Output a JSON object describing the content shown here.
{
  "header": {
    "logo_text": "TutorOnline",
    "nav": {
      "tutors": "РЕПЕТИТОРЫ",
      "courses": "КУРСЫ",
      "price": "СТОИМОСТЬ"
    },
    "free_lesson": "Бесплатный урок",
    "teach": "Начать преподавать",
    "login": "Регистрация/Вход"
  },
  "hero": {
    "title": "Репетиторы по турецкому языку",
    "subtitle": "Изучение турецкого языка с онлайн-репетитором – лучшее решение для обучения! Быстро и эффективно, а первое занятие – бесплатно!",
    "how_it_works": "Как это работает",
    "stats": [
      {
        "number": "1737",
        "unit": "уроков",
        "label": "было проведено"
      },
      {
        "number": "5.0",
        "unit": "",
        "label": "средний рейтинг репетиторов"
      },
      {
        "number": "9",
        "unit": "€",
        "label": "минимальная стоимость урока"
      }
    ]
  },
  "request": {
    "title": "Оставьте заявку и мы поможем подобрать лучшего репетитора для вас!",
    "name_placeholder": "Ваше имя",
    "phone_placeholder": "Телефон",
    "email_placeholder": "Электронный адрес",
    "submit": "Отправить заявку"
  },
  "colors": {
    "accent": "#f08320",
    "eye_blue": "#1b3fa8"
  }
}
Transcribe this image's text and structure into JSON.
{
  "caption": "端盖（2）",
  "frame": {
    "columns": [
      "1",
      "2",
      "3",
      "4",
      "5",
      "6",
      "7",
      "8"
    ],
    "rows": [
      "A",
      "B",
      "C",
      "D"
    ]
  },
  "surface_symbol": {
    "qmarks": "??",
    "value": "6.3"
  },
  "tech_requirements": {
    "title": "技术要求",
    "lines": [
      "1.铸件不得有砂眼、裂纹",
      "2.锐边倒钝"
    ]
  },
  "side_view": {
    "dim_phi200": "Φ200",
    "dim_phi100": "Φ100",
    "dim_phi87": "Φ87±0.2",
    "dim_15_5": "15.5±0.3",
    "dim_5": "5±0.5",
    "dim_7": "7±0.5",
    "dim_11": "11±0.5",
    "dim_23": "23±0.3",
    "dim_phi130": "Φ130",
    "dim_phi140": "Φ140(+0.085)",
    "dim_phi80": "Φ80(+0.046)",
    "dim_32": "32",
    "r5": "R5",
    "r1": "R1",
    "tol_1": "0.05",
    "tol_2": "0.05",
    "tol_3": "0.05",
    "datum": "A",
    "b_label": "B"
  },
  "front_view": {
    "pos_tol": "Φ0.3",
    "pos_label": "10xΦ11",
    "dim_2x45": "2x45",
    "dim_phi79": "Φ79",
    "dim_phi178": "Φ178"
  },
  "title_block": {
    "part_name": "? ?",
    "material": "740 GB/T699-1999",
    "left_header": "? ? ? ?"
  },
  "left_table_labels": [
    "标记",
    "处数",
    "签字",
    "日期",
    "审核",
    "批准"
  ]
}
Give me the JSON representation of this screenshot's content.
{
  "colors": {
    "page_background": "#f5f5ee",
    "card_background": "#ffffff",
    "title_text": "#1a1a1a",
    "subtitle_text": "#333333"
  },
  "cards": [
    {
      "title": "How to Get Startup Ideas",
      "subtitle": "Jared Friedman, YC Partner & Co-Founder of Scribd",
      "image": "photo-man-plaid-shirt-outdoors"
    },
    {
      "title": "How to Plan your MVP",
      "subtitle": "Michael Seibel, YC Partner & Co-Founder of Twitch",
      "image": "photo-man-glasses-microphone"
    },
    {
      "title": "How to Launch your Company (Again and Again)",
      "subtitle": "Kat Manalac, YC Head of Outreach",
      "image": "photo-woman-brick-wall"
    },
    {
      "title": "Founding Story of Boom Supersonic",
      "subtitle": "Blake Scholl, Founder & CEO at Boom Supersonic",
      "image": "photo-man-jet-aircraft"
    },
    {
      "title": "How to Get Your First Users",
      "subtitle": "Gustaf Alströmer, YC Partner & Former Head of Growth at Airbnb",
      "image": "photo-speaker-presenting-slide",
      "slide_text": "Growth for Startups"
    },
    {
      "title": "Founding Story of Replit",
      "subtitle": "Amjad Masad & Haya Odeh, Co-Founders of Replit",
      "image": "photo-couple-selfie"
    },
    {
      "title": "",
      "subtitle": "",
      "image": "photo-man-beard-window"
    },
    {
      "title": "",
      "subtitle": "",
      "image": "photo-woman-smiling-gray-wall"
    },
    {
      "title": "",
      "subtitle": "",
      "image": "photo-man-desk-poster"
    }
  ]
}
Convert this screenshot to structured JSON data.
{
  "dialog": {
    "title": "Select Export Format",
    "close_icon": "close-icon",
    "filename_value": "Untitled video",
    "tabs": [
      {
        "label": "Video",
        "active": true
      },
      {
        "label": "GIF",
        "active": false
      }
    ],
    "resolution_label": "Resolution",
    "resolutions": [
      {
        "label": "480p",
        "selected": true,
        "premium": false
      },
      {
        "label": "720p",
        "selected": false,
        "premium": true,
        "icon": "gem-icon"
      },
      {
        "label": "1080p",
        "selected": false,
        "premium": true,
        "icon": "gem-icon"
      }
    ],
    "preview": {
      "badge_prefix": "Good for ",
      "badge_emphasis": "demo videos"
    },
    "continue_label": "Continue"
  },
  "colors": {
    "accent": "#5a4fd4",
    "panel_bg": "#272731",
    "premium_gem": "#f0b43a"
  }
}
****************************************
#### [GIVEN PROBLEM]
From the records above, please extract every line and repeat it exactly.

#### [RESULT]
Output a JSON object describing the content shown here.
{
  "header": {
    "logo_text": "TutorOnline",
    "nav": {
      "tutors": "РЕПЕТИТОРЫ",
      "courses": "КУРСЫ",
      "price": "СТОИМОСТЬ"
    },
    "free_lesson": "Бесплатный урок",
    "teach": "Начать преподавать",
    "login": "Регистрация/Вход"
  },
  "hero": {
    "title": "Репетиторы по турецкому языку",
    "subtitle": "Изучение турецкого языка с онлайн-репетитором – лучшее решение для обучения! Быстро и эффективно, а первое занятие – бесплатно!",
    "how_it_works": "Как это работает",
    "stats": [
      {
        "number": "1737",
        "unit": "уроков",
        "label": "было проведено"
      },
      {
        "number": "5.0",
        "unit": "",
        "label": "средний рейтинг репетиторов"
      },
      {
        "number": "9",
        "unit": "€",
        "label": "минимальная стоимость урока"
      }
    ]
  },
  "request": {
    "title": "Оставьте заявку и мы поможем подобрать лучшего репетитора для вас!",
    "name_placeholder": "Ваше имя",
    "phone_placeholder": "Телефон",
    "email_placeholder": "Электронный адрес",
    "submit": "Отправить заявку"
  },
  "colors": {
    "accent": "#f08320",
    "eye_blue": "#1b3fa8"
  }
}
Transcribe this image's text and structure into JSON.
{
  "caption": "端盖（2）",
  "frame": {
    "columns": [
      "1",
      "2",
      "3",
      "4",
      "5",
      "6",
      "7",
      "8"
    ],
    "rows": [
      "A",
      "B",
      "C",
      "D"
    ]
  },
  "surface_symbol": {
    "qmarks": "??",
    "value": "6.3"
  },
  "tech_requirements": {
    "title": "技术要求",
    "lines": [
      "1.铸件不得有砂眼、裂纹",
      "2.锐边倒钝"
    ]
  },
  "side_view": {
    "dim_phi200": "Φ200",
    "dim_phi100": "Φ100",
    "dim_phi87": "Φ87±0.2",
    "dim_15_5": "15.5±0.3",
    "dim_5": "5±0.5",
    "dim_7": "7±0.5",
    "dim_11": "11±0.5",
    "dim_23": "23±0.3",
    "dim_phi130": "Φ130",
    "dim_phi140": "Φ140(+0.085)",
    "dim_phi80": "Φ80(+0.046)",
    "dim_32": "32",
    "r5": "R5",
    "r1": "R1",
    "tol_1": "0.05",
    "tol_2": "0.05",
    "tol_3": "0.05",
    "datum": "A",
    "b_label": "B"
  },
  "front_view": {
    "pos_tol": "Φ0.3",
    "pos_label": "10xΦ11",
    "dim_2x45": "2x45",
    "dim_phi79": "Φ79",
    "dim_phi178": "Φ178"
  },
  "title_block": {
    "part_name": "? ?",
    "material": "740 GB/T699-1999",
    "left_header": "? ? ? ?"
  },
  "left_table_labels": [
    "标记",
    "处数",
    "签字",
    "日期",
    "审核",
    "批准"
  ]
}
Give me the JSON representation of this screenshot's content.
{
  "colors": {
    "page_background": "#f5f5ee",
    "card_background": "#ffffff",
    "title_text": "#1a1a1a",
    "subtitle_text": "#333333"
  },
  "cards": [
    {
      "title": "How to Get Startup Ideas",
      "subtitle": "Jared Friedman, YC Partner & Co-Founder of Scribd",
      "image": "photo-man-plaid-shirt-outdoors"
    },
    {
      "title": "How to Plan your MVP",
      "subtitle": "Michael Seibel, YC Partner & Co-Founder of Twitch",
      "image": "photo-man-glasses-microphone"
    },
    {
      "title": "How to Launch your Company (Again and Again)",
      "subtitle": "Kat Manalac, YC Head of Outreach",
      "image": "photo-woman-brick-wall"
    },
    {
      "title": "Founding Story of Boom Supersonic",
      "subtitle": "Blake Scholl, Founder & CEO at Boom Supersonic",
      "image": "photo-man-jet-aircraft"
    },
    {
      "title": "How to Get Your First Users",
      "subtitle": "Gustaf Alströmer, YC Partner & Former Head of Growth at Airbnb",
      "image": "photo-speaker-presenting-slide",
      "slide_text": "Growth for Startups"
    },
    {
      "title": "Founding Story of Replit",
      "subtitle": "Amjad Masad & Haya Odeh, Co-Founders of Replit",
      "image": "photo-couple-selfie"
    },
    {
      "title": "",
      "subtitle": "",
      "image": "photo-man-beard-window"
    },
    {
      "title": "",
      "subtitle": "",
      "image": "photo-woman-smiling-gray-wall"
    },
    {
      "title": "",
      "subtitle": "",
      "image": "photo-man-desk-poster"
    }
  ]
}
Convert this screenshot to structured JSON data.
{
  "dialog": {
    "title": "Select Export Format",
    "close_icon": "close-icon",
    "filename_value": "Untitled video",
    "tabs": [
      {
        "label": "Video",
        "active": true
      },
      {
        "label": "GIF",
        "active": false
      }
    ],
    "resolution_label": "Resolution",
    "resolutions": [
      {
        "label": "480p",
        "selected": true,
        "premium": false
      },
      {
        "label": "720p",
        "selected": false,
        "premium": true,
        "icon": "gem-icon"
      },
      {
        "label": "1080p",
        "selected": false,
        "premium": true,
        "icon": "gem-icon"
      }
    ],
    "preview": {
      "badge_prefix": "Good for ",
      "badge_emphasis": "demo videos"
    },
    "continue_label": "Continue"
  },
  "colors": {
    "accent": "#5a4fd4",
    "panel_bg": "#272731",
    "premium_gem": "#f0b43a"
  }
}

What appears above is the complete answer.